··· DATASET EXCERPTS
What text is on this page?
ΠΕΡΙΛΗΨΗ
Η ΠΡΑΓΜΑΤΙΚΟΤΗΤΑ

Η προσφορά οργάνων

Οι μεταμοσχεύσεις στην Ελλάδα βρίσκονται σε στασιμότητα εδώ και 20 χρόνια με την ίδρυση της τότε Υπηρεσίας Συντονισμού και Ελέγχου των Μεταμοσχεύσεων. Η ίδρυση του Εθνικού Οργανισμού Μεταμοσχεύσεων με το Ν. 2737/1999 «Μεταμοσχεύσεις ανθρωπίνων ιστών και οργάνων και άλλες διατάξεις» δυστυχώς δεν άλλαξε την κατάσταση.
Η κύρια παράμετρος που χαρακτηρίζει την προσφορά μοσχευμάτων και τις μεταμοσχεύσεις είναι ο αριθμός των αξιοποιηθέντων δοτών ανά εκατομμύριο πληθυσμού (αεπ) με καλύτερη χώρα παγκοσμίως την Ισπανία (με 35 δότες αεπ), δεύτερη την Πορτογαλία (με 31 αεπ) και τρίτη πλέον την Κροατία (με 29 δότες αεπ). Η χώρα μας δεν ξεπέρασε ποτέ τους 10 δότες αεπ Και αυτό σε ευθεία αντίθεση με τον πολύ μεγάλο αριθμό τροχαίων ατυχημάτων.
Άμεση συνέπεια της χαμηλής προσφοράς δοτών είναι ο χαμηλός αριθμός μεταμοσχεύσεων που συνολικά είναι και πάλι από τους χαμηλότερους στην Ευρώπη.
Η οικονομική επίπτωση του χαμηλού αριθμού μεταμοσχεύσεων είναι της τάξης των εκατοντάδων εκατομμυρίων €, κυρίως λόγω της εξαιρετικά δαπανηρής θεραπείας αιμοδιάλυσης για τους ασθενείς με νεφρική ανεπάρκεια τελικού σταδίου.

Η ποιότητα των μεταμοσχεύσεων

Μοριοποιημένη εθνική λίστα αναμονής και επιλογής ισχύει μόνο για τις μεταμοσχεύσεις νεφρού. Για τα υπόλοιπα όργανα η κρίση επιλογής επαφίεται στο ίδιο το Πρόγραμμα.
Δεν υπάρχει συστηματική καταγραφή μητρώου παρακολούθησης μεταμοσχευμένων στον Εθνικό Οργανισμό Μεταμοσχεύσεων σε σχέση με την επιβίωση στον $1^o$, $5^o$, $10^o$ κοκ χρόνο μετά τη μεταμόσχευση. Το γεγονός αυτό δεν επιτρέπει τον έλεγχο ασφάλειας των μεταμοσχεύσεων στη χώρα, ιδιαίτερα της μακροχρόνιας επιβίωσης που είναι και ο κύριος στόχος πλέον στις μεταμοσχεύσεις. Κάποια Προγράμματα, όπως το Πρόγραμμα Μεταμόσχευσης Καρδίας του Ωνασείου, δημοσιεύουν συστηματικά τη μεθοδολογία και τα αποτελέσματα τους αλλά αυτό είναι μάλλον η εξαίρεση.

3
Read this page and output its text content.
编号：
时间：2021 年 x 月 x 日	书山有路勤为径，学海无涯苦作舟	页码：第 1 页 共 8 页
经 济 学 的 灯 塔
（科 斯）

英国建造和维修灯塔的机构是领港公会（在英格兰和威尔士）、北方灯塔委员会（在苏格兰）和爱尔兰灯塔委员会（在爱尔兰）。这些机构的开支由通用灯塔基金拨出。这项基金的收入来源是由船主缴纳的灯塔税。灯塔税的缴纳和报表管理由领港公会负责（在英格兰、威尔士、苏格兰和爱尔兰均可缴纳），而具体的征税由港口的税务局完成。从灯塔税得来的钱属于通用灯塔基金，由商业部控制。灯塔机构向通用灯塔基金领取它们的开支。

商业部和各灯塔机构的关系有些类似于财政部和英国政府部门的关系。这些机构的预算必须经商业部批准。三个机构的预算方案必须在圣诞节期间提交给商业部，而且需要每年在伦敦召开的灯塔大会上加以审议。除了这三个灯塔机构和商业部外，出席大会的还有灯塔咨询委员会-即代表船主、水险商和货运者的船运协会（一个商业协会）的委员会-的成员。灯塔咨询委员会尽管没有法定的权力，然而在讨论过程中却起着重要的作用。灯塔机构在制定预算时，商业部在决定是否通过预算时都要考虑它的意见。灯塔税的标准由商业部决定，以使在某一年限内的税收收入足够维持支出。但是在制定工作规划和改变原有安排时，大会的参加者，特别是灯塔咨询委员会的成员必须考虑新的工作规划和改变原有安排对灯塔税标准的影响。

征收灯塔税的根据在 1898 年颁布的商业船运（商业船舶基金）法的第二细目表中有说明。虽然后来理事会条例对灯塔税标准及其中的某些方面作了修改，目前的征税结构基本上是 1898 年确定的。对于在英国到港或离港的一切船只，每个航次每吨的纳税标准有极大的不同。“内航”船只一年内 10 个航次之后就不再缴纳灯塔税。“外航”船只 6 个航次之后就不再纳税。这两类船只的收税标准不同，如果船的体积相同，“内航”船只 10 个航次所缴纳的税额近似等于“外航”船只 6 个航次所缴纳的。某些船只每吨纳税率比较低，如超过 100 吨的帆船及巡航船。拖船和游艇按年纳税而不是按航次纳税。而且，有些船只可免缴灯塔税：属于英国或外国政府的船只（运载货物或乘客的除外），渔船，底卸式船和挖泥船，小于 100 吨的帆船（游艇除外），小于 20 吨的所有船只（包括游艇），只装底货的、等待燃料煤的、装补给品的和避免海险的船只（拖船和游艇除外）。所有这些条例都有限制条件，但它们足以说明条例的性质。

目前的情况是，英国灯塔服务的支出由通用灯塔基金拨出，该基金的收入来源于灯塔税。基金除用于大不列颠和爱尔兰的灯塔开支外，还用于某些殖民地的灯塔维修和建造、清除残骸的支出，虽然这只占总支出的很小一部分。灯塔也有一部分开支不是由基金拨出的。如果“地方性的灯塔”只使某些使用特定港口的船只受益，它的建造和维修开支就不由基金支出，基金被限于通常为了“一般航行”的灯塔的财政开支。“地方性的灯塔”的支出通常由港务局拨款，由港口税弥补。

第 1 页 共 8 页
······
### WHAT IS ASKED
Copy out the full set of records precisely, leaving nothing out.

### COMPLETE RESPONSE
What text is on this page?
ΠΕΡΙΛΗΨΗ
Η ΠΡΑΓΜΑΤΙΚΟΤΗΤΑ

Η προσφορά οργάνων

Οι μεταμοσχεύσεις στην Ελλάδα βρίσκονται σε στασιμότητα εδώ και 20 χρόνια με την ίδρυση της τότε Υπηρεσίας Συντονισμού και Ελέγχου των Μεταμοσχεύσεων. Η ίδρυση του Εθνικού Οργανισμού Μεταμοσχεύσεων με το Ν. 2737/1999 «Μεταμοσχεύσεις ανθρωπίνων ιστών και οργάνων και άλλες διατάξεις» δυστυχώς δεν άλλαξε την κατάσταση.
Η κύρια παράμετρος που χαρακτηρίζει την προσφορά μοσχευμάτων και τις μεταμοσχεύσεις είναι ο αριθμός των αξιοποιηθέντων δοτών ανά εκατομμύριο πληθυσμού (αεπ) με καλύτερη χώρα παγκοσμίως την Ισπανία (με 35 δότες αεπ), δεύτερη την Πορτογαλία (με 31 αεπ) και τρίτη πλέον την Κροατία (με 29 δότες αεπ). Η χώρα μας δεν ξεπέρασε ποτέ τους 10 δότες αεπ Και αυτό σε ευθεία αντίθεση με τον πολύ μεγάλο αριθμό τροχαίων ατυχημάτων.
Άμεση συνέπεια της χαμηλής προσφοράς δοτών είναι ο χαμηλός αριθμός μεταμοσχεύσεων που συνολικά είναι και πάλι από τους χαμηλότερους στην Ευρώπη.
Η οικονομική επίπτωση του χαμηλού αριθμού μεταμοσχεύσεων είναι της τάξης των εκατοντάδων εκατομμυρίων €, κυρίως λόγω της εξαιρετικά δαπανηρής θεραπείας αιμοδιάλυσης για τους ασθενείς με νεφρική ανεπάρκεια τελικού σταδίου.

Η ποιότητα των μεταμοσχεύσεων

Μοριοποιημένη εθνική λίστα αναμονής και επιλογής ισχύει μόνο για τις μεταμοσχεύσεις νεφρού. Για τα υπόλοιπα όργανα η κρίση επιλογής επαφίεται στο ίδιο το Πρόγραμμα.
Δεν υπάρχει συστηματική καταγραφή μητρώου παρακολούθησης μεταμοσχευμένων στον Εθνικό Οργανισμό Μεταμοσχεύσεων σε σχέση με την επιβίωση στον $1^o$, $5^o$, $10^o$ κοκ χρόνο μετά τη μεταμόσχευση. Το γεγονός αυτό δεν επιτρέπει τον έλεγχο ασφάλειας των μεταμοσχεύσεων στη χώρα, ιδιαίτερα της μακροχρόνιας επιβίωσης που είναι και ο κύριος στόχος πλέον στις μεταμοσχεύσεις. Κάποια Προγράμματα, όπως το Πρόγραμμα Μεταμόσχευσης Καρδίας του Ωνασείου, δημοσιεύουν συστηματικά τη μεθοδολογία και τα αποτελέσματα τους αλλά αυτό είναι μάλλον η εξαίρεση.

3
Read this page and output its text content.
编号：
时间：2021 年 x 月 x 日	书山有路勤为径，学海无涯苦作舟	页码：第 1 页 共 8 页
经 济 学 的 灯 塔
（科 斯）

英国建造和维修灯塔的机构是领港公会（在英格兰和威尔士）、北方灯塔委员会（在苏格兰）和爱尔兰灯塔委员会（在爱尔兰）。这些机构的开支由通用灯塔基金拨出。这项基金的收入来源是由船主缴纳的灯塔税。灯塔税的缴纳和报表管理由领港公会负责（在英格兰、威尔士、苏格兰和爱尔兰均可缴纳），而具体的征税由港口的税务局完成。从灯塔税得来的钱属于通用灯塔基金，由商业部控制。灯塔机构向通用灯塔基金领取它们的开支。

商业部和各灯塔机构的关系有些类似于财政部和英国政府部门的关系。这些机构的预算必须经商业部批准。三个机构的预算方案必须在圣诞节期间提交给商业部，而且需要每年在伦敦召开的灯塔大会上加以审议。除了这三个灯塔机构和商业部外，出席大会的还有灯塔咨询委员会-即代表船主、水险商和货运者的船运协会（一个商业协会）的委员会-的成员。灯塔咨询委员会尽管没有法定的权力，然而在讨论过程中却起着重要的作用。灯塔机构在制定预算时，商业部在决定是否通过预算时都要考虑它的意见。灯塔税的标准由商业部决定，以使在某一年限内的税收收入足够维持支出。但是在制定工作规划和改变原有安排时，大会的参加者，特别是灯塔咨询委员会的成员必须考虑新的工作规划和改变原有安排对灯塔税标准的影响。

征收灯塔税的根据在 1898 年颁布的商业船运（商业船舶基金）法的第二细目表中有说明。虽然后来理事会条例对灯塔税标准及其中的某些方面作了修改，目前的征税结构基本上是 1898 年确定的。对于在英国到港或离港的一切船只，每个航次每吨的纳税标准有极大的不同。“内航”船只一年内 10 个航次之后就不再缴纳灯塔税。“外航”船只 6 个航次之后就不再纳税。这两类船只的收税标准不同，如果船的体积相同，“内航”船只 10 个航次所缴纳的税额近似等于“外航”船只 6 个航次所缴纳的。某些船只每吨纳税率比较低，如超过 100 吨的帆船及巡航船。拖船和游艇按年纳税而不是按航次纳税。而且，有些船只可免缴灯塔税：属于英国或外国政府的船只（运载货物或乘客的除外），渔船，底卸式船和挖泥船，小于 100 吨的帆船（游艇除外），小于 20 吨的所有船只（包括游艇），只装底货的、等待燃料煤的、装补给品的和避免海险的船只（拖船和游艇除外）。所有这些条例都有限制条件，但它们足以说明条例的性质。

目前的情况是，英国灯塔服务的支出由通用灯塔基金拨出，该基金的收入来源于灯塔税。基金除用于大不列颠和爱尔兰的灯塔开支外，还用于某些殖民地的灯塔维修和建造、清除残骸的支出，虽然这只占总支出的很小一部分。灯塔也有一部分开支不是由基金拨出的。如果“地方性的灯塔”只使某些使用特定港口的船只受益，它的建造和维修开支就不由基金支出，基金被限于通常为了“一般航行”的灯塔的财政开支。“地方性的灯塔”的支出通常由港务局拨款，由港口税弥补。

第 1 页 共 8 页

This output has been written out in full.